→ Problem requirements
Copy out the records in full, word for word, without pictures.

— start of Records provided —

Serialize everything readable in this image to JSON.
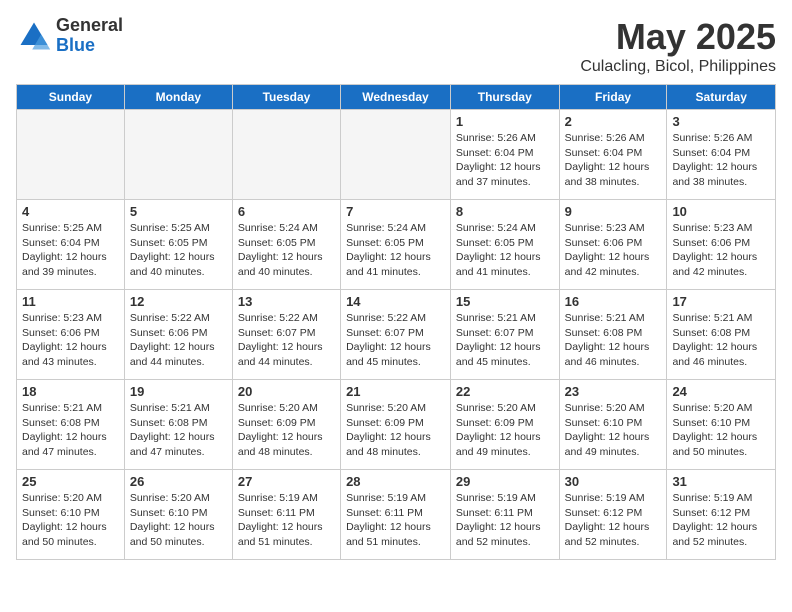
{
  "header": {
    "logo_general": "General",
    "logo_blue": "Blue",
    "month_title": "May 2025",
    "subtitle": "Culacling, Bicol, Philippines"
  },
  "days_of_week": [
    "Sunday",
    "Monday",
    "Tuesday",
    "Wednesday",
    "Thursday",
    "Friday",
    "Saturday"
  ],
  "weeks": [
    [
      {
        "day": "",
        "info": ""
      },
      {
        "day": "",
        "info": ""
      },
      {
        "day": "",
        "info": ""
      },
      {
        "day": "",
        "info": ""
      },
      {
        "day": "1",
        "info": "Sunrise: 5:26 AM\nSunset: 6:04 PM\nDaylight: 12 hours\nand 37 minutes."
      },
      {
        "day": "2",
        "info": "Sunrise: 5:26 AM\nSunset: 6:04 PM\nDaylight: 12 hours\nand 38 minutes."
      },
      {
        "day": "3",
        "info": "Sunrise: 5:26 AM\nSunset: 6:04 PM\nDaylight: 12 hours\nand 38 minutes."
      }
    ],
    [
      {
        "day": "4",
        "info": "Sunrise: 5:25 AM\nSunset: 6:04 PM\nDaylight: 12 hours\nand 39 minutes."
      },
      {
        "day": "5",
        "info": "Sunrise: 5:25 AM\nSunset: 6:05 PM\nDaylight: 12 hours\nand 40 minutes."
      },
      {
        "day": "6",
        "info": "Sunrise: 5:24 AM\nSunset: 6:05 PM\nDaylight: 12 hours\nand 40 minutes."
      },
      {
        "day": "7",
        "info": "Sunrise: 5:24 AM\nSunset: 6:05 PM\nDaylight: 12 hours\nand 41 minutes."
      },
      {
        "day": "8",
        "info": "Sunrise: 5:24 AM\nSunset: 6:05 PM\nDaylight: 12 hours\nand 41 minutes."
      },
      {
        "day": "9",
        "info": "Sunrise: 5:23 AM\nSunset: 6:06 PM\nDaylight: 12 hours\nand 42 minutes."
      },
      {
        "day": "10",
        "info": "Sunrise: 5:23 AM\nSunset: 6:06 PM\nDaylight: 12 hours\nand 42 minutes."
      }
    ],
    [
      {
        "day": "11",
        "info": "Sunrise: 5:23 AM\nSunset: 6:06 PM\nDaylight: 12 hours\nand 43 minutes."
      },
      {
        "day": "12",
        "info": "Sunrise: 5:22 AM\nSunset: 6:06 PM\nDaylight: 12 hours\nand 44 minutes."
      },
      {
        "day": "13",
        "info": "Sunrise: 5:22 AM\nSunset: 6:07 PM\nDaylight: 12 hours\nand 44 minutes."
      },
      {
        "day": "14",
        "info": "Sunrise: 5:22 AM\nSunset: 6:07 PM\nDaylight: 12 hours\nand 45 minutes."
      },
      {
        "day": "15",
        "info": "Sunrise: 5:21 AM\nSunset: 6:07 PM\nDaylight: 12 hours\nand 45 minutes."
      },
      {
        "day": "16",
        "info": "Sunrise: 5:21 AM\nSunset: 6:08 PM\nDaylight: 12 hours\nand 46 minutes."
      },
      {
        "day": "17",
        "info": "Sunrise: 5:21 AM\nSunset: 6:08 PM\nDaylight: 12 hours\nand 46 minutes."
      }
    ],
    [
      {
        "day": "18",
        "info": "Sunrise: 5:21 AM\nSunset: 6:08 PM\nDaylight: 12 hours\nand 47 minutes."
      },
      {
        "day": "19",
        "info": "Sunrise: 5:21 AM\nSunset: 6:08 PM\nDaylight: 12 hours\nand 47 minutes."
      },
      {
        "day": "20",
        "info": "Sunrise: 5:20 AM\nSunset: 6:09 PM\nDaylight: 12 hours\nand 48 minutes."
      },
      {
        "day": "21",
        "info": "Sunrise: 5:20 AM\nSunset: 6:09 PM\nDaylight: 12 hours\nand 48 minutes."
      },
      {
        "day": "22",
        "info": "Sunrise: 5:20 AM\nSunset: 6:09 PM\nDaylight: 12 hours\nand 49 minutes."
      },
      {
        "day": "23",
        "info": "Sunrise: 5:20 AM\nSunset: 6:10 PM\nDaylight: 12 hours\nand 49 minutes."
      },
      {
        "day": "24",
        "info": "Sunrise: 5:20 AM\nSunset: 6:10 PM\nDaylight: 12 hours\nand 50 minutes."
      }
    ],
    [
      {
        "day": "25",
        "info": "Sunrise: 5:20 AM\nSunset: 6:10 PM\nDaylight: 12 hours\nand 50 minutes."
      },
      {
        "day": "26",
        "info": "Sunrise: 5:20 AM\nSunset: 6:10 PM\nDaylight: 12 hours\nand 50 minutes."
      },
      {
        "day": "27",
        "info": "Sunrise: 5:19 AM\nSunset: 6:11 PM\nDaylight: 12 hours\nand 51 minutes."
      },
      {
        "day": "28",
        "info": "Sunrise: 5:19 AM\nSunset: 6:11 PM\nDaylight: 12 hours\nand 51 minutes."
      },
      {
        "day": "29",
        "info": "Sunrise: 5:19 AM\nSunset: 6:11 PM\nDaylight: 12 hours\nand 52 minutes."
      },
      {
        "day": "30",
        "info": "Sunrise: 5:19 AM\nSunset: 6:12 PM\nDaylight: 12 hours\nand 52 minutes."
      },
      {
        "day": "31",
        "info": "Sunrise: 5:19 AM\nSunset: 6:12 PM\nDaylight: 12 hours\nand 52 minutes."
      }
    ]
  ]
}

— end of Records provided —

→ Solved problem
Serialize everything readable in this image to JSON.
{
  "header": {
    "logo_general": "General",
    "logo_blue": "Blue",
    "month_title": "May 2025",
    "subtitle": "Culacling, Bicol, Philippines"
  },
  "days_of_week": [
    "Sunday",
    "Monday",
    "Tuesday",
    "Wednesday",
    "Thursday",
    "Friday",
    "Saturday"
  ],
  "weeks": [
    [
      {
        "day": "",
        "info": ""
      },
      {
        "day": "",
        "info": ""
      },
      {
        "day": "",
        "info": ""
      },
      {
        "day": "",
        "info": ""
      },
      {
        "day": "1",
        "info": "Sunrise: 5:26 AM\nSunset: 6:04 PM\nDaylight: 12 hours\nand 37 minutes."
      },
      {
        "day": "2",
        "info": "Sunrise: 5:26 AM\nSunset: 6:04 PM\nDaylight: 12 hours\nand 38 minutes."
      },
      {
        "day": "3",
        "info": "Sunrise: 5:26 AM\nSunset: 6:04 PM\nDaylight: 12 hours\nand 38 minutes."
      }
    ],
    [
      {
        "day": "4",
        "info": "Sunrise: 5:25 AM\nSunset: 6:04 PM\nDaylight: 12 hours\nand 39 minutes."
      },
      {
        "day": "5",
        "info": "Sunrise: 5:25 AM\nSunset: 6:05 PM\nDaylight: 12 hours\nand 40 minutes."
      },
      {
        "day": "6",
        "info": "Sunrise: 5:24 AM\nSunset: 6:05 PM\nDaylight: 12 hours\nand 40 minutes."
      },
      {
        "day": "7",
        "info": "Sunrise: 5:24 AM\nSunset: 6:05 PM\nDaylight: 12 hours\nand 41 minutes."
      },
      {
        "day": "8",
        "info": "Sunrise: 5:24 AM\nSunset: 6:05 PM\nDaylight: 12 hours\nand 41 minutes."
      },
      {
        "day": "9",
        "info": "Sunrise: 5:23 AM\nSunset: 6:06 PM\nDaylight: 12 hours\nand 42 minutes."
      },
      {
        "day": "10",
        "info": "Sunrise: 5:23 AM\nSunset: 6:06 PM\nDaylight: 12 hours\nand 42 minutes."
      }
    ],
    [
      {
        "day": "11",
        "info": "Sunrise: 5:23 AM\nSunset: 6:06 PM\nDaylight: 12 hours\nand 43 minutes."
      },
      {
        "day": "12",
        "info": "Sunrise: 5:22 AM\nSunset: 6:06 PM\nDaylight: 12 hours\nand 44 minutes."
      },
      {
        "day": "13",
        "info": "Sunrise: 5:22 AM\nSunset: 6:07 PM\nDaylight: 12 hours\nand 44 minutes."
      },
      {
        "day": "14",
        "info": "Sunrise: 5:22 AM\nSunset: 6:07 PM\nDaylight: 12 hours\nand 45 minutes."
      },
      {
        "day": "15",
        "info": "Sunrise: 5:21 AM\nSunset: 6:07 PM\nDaylight: 12 hours\nand 45 minutes."
      },
      {
        "day": "16",
        "info": "Sunrise: 5:21 AM\nSunset: 6:08 PM\nDaylight: 12 hours\nand 46 minutes."
      },
      {
        "day": "17",
        "info": "Sunrise: 5:21 AM\nSunset: 6:08 PM\nDaylight: 12 hours\nand 46 minutes."
      }
    ],
    [
      {
        "day": "18",
        "info": "Sunrise: 5:21 AM\nSunset: 6:08 PM\nDaylight: 12 hours\nand 47 minutes."
      },
      {
        "day": "19",
        "info": "Sunrise: 5:21 AM\nSunset: 6:08 PM\nDaylight: 12 hours\nand 47 minutes."
      },
      {
        "day": "20",
        "info": "Sunrise: 5:20 AM\nSunset: 6:09 PM\nDaylight: 12 hours\nand 48 minutes."
      },
      {
        "day": "21",
        "info": "Sunrise: 5:20 AM\nSunset: 6:09 PM\nDaylight: 12 hours\nand 48 minutes."
      },
      {
        "day": "22",
        "info": "Sunrise: 5:20 AM\nSunset: 6:09 PM\nDaylight: 12 hours\nand 49 minutes."
      },
      {
        "day": "23",
        "info": "Sunrise: 5:20 AM\nSunset: 6:10 PM\nDaylight: 12 hours\nand 49 minutes."
      },
      {
        "day": "24",
        "info": "Sunrise: 5:20 AM\nSunset: 6:10 PM\nDaylight: 12 hours\nand 50 minutes."
      }
    ],
    [
      {
        "day": "25",
        "info": "Sunrise: 5:20 AM\nSunset: 6:10 PM\nDaylight: 12 hours\nand 50 minutes."
      },
      {
        "day": "26",
        "info": "Sunrise: 5:20 AM\nSunset: 6:10 PM\nDaylight: 12 hours\nand 50 minutes."
      },
      {
        "day": "27",
        "info": "Sunrise: 5:19 AM\nSunset: 6:11 PM\nDaylight: 12 hours\nand 51 minutes."
      },
      {
        "day": "28",
        "info": "Sunrise: 5:19 AM\nSunset: 6:11 PM\nDaylight: 12 hours\nand 51 minutes."
      },
      {
        "day": "29",
        "info": "Sunrise: 5:19 AM\nSunset: 6:11 PM\nDaylight: 12 hours\nand 52 minutes."
      },
      {
        "day": "30",
        "info": "Sunrise: 5:19 AM\nSunset: 6:12 PM\nDaylight: 12 hours\nand 52 minutes."
      },
      {
        "day": "31",
        "info": "Sunrise: 5:19 AM\nSunset: 6:12 PM\nDaylight: 12 hours\nand 52 minutes."
      }
    ]
  ]
}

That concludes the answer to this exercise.